***** DATA FOR THIS TASK
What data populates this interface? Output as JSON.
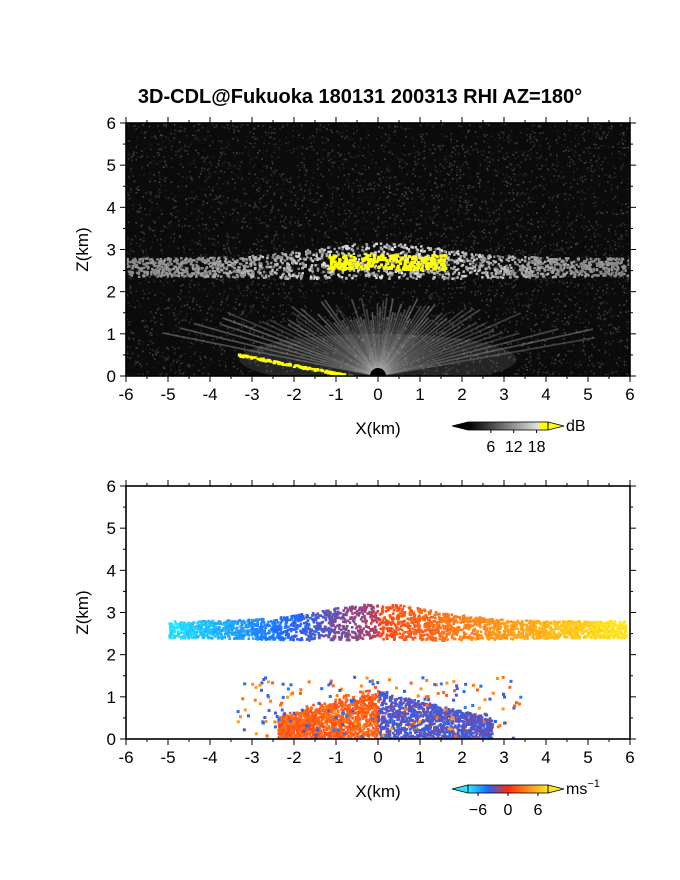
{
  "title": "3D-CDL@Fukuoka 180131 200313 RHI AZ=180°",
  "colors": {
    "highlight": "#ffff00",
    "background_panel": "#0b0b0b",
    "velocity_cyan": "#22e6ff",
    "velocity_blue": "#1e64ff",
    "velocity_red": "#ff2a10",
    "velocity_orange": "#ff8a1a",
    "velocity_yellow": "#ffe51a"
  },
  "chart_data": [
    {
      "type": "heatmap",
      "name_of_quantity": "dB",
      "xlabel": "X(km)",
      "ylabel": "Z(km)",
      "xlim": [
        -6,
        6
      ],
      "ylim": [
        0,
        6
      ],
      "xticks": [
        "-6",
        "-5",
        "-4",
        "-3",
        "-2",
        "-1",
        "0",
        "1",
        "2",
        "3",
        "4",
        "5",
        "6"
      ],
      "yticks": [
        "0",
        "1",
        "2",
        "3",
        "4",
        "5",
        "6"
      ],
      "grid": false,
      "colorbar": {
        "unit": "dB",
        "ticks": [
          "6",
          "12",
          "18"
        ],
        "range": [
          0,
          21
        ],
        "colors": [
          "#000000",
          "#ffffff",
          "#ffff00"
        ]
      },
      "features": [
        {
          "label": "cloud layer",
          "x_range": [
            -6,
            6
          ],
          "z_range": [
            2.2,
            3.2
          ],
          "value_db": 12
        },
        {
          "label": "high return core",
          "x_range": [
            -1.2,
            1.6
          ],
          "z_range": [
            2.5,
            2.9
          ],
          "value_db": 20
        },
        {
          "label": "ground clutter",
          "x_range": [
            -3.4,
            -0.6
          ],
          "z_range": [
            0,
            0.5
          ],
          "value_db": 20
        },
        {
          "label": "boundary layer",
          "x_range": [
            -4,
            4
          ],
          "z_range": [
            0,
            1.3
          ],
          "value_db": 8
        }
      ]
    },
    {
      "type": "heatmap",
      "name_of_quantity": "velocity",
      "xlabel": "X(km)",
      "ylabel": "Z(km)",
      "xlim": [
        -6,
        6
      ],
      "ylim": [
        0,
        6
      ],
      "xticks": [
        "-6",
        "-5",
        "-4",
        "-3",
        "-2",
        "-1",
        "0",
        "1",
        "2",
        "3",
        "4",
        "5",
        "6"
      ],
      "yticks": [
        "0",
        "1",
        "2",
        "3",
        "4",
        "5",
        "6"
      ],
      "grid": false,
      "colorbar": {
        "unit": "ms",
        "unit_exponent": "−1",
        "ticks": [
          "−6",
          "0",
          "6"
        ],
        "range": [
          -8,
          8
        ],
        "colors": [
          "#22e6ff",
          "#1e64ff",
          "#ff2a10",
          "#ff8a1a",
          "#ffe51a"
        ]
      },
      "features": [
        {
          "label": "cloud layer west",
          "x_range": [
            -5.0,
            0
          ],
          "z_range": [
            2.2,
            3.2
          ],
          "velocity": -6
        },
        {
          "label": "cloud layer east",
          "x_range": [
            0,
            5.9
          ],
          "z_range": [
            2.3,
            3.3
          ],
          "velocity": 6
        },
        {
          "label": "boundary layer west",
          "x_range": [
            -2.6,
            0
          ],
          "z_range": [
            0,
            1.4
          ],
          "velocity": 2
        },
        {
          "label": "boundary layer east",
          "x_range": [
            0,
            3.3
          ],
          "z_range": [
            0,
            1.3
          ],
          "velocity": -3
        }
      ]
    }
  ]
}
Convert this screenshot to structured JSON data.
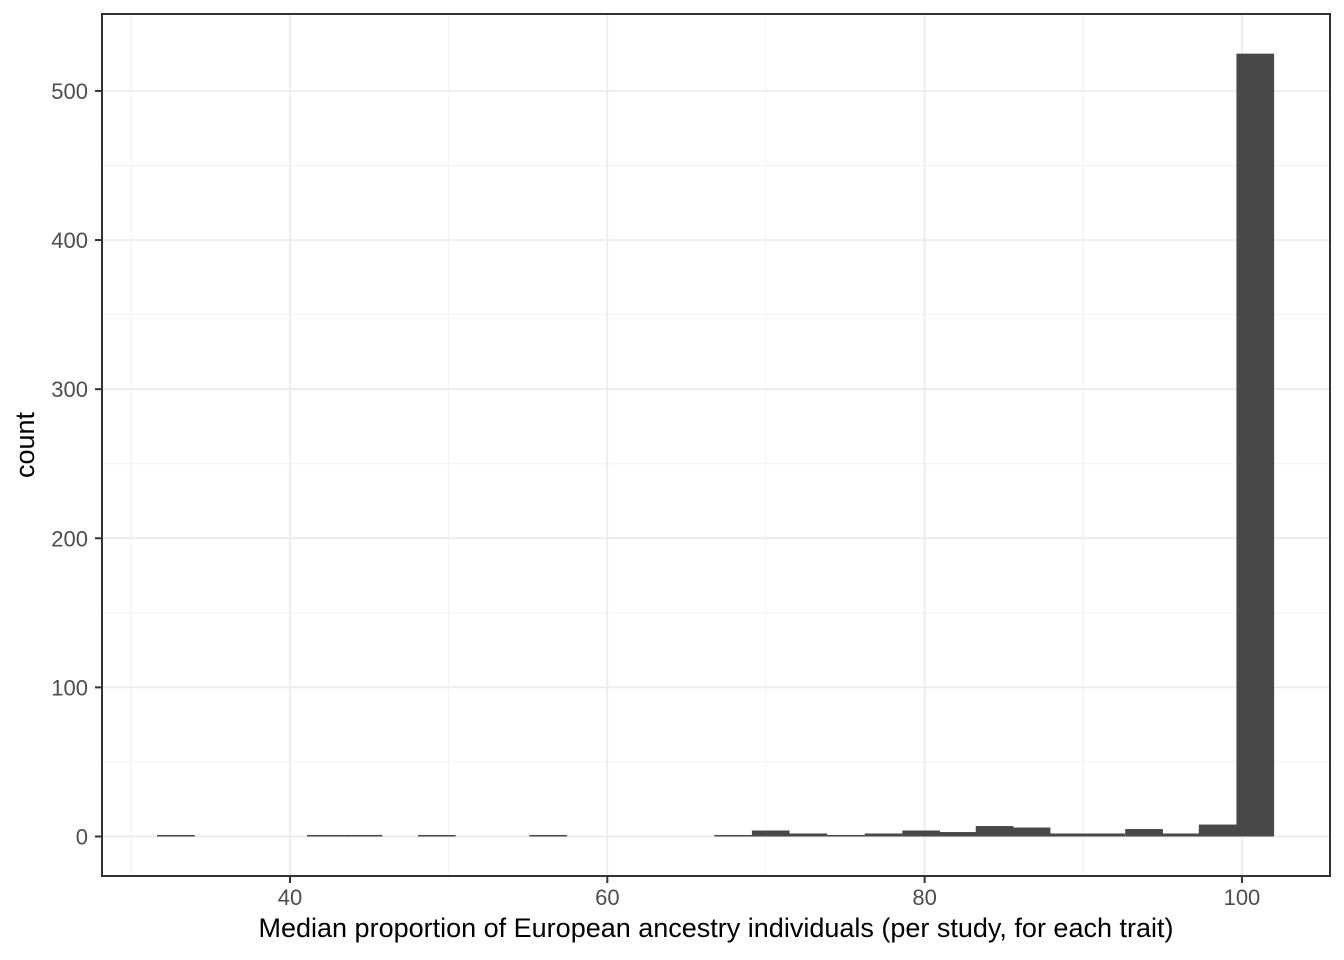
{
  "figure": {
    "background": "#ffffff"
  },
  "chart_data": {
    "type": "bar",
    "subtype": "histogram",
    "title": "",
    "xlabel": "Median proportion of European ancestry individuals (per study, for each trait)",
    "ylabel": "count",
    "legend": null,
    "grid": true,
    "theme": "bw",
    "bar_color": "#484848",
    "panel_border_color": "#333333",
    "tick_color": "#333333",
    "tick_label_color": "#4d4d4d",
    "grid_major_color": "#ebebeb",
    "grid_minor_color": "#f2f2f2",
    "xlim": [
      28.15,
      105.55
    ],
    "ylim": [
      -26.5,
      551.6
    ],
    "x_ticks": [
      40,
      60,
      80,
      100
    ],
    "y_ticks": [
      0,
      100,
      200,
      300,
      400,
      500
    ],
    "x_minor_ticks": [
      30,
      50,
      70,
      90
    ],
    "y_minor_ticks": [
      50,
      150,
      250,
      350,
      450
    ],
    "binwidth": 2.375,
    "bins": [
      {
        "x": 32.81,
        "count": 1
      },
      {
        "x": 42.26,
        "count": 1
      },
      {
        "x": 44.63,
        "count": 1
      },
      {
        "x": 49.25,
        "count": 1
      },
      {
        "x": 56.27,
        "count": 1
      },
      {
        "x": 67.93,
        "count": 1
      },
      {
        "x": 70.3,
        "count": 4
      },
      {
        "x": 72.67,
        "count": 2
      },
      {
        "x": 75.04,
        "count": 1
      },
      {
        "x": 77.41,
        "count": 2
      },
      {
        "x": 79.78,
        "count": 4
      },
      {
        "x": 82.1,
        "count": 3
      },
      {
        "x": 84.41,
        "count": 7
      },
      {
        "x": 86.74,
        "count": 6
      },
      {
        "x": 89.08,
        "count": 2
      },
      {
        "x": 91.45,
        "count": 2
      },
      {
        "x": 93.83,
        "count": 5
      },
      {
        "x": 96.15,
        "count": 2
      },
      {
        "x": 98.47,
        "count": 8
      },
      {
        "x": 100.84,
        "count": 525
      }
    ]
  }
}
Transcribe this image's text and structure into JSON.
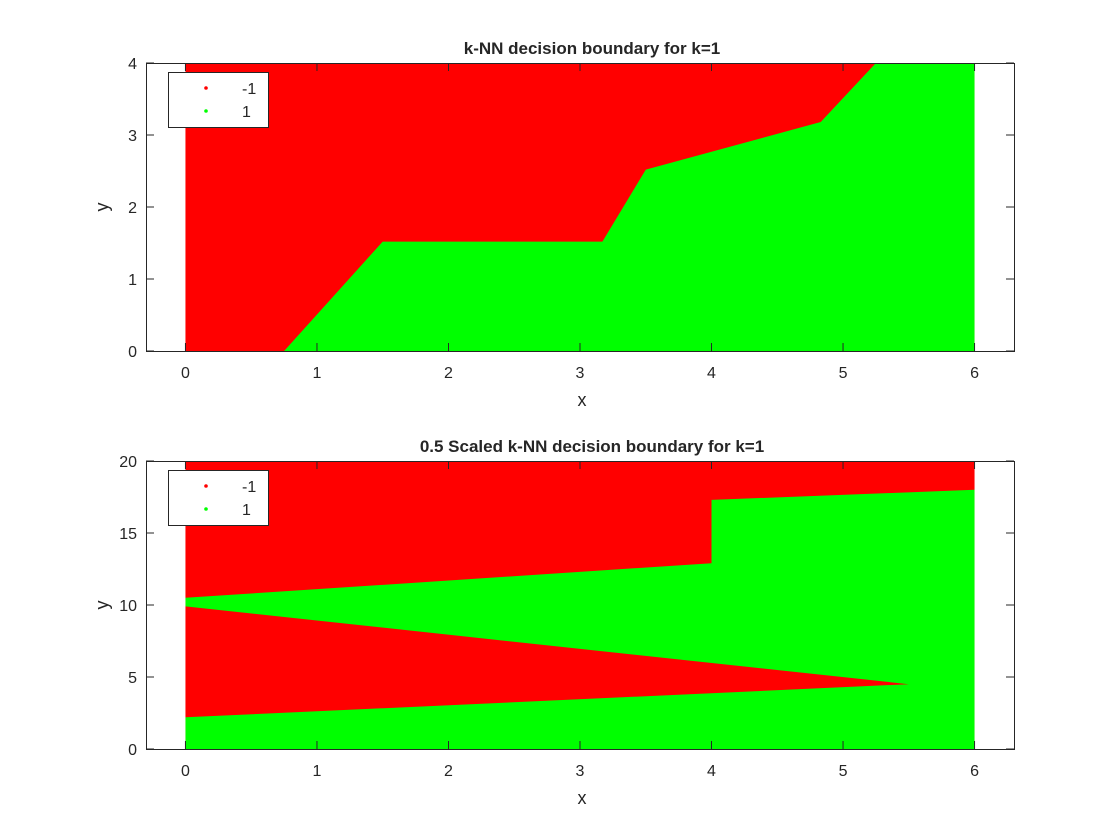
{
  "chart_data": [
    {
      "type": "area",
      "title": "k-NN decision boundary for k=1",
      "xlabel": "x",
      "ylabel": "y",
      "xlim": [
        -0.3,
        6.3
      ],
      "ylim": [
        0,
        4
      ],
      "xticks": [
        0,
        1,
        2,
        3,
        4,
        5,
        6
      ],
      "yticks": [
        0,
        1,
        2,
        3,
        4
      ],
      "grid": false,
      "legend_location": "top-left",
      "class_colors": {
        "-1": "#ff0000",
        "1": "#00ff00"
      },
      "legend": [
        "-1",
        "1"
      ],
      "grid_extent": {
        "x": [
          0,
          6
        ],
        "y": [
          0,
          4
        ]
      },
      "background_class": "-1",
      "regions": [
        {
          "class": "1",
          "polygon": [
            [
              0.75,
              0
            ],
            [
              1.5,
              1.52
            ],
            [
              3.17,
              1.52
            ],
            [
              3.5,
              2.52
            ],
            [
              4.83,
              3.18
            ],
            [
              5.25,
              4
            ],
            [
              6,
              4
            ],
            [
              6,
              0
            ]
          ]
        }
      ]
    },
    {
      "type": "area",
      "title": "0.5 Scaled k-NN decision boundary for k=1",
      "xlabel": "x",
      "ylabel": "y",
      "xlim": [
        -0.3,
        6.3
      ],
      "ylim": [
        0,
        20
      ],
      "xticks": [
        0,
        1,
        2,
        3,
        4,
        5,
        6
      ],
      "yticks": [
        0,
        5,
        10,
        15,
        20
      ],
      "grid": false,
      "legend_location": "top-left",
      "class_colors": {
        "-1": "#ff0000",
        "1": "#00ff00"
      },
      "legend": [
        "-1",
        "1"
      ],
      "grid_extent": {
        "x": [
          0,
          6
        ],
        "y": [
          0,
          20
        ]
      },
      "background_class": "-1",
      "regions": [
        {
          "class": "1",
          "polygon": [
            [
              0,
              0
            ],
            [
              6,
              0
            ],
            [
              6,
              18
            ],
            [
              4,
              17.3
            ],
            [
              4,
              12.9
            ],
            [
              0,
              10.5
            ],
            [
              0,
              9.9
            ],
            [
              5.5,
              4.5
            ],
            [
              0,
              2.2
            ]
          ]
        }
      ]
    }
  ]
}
**********
SHORT TASK >> How many of the lines above contain the string "decision"? Give the number only.

CORRECT RESPONSE >> 2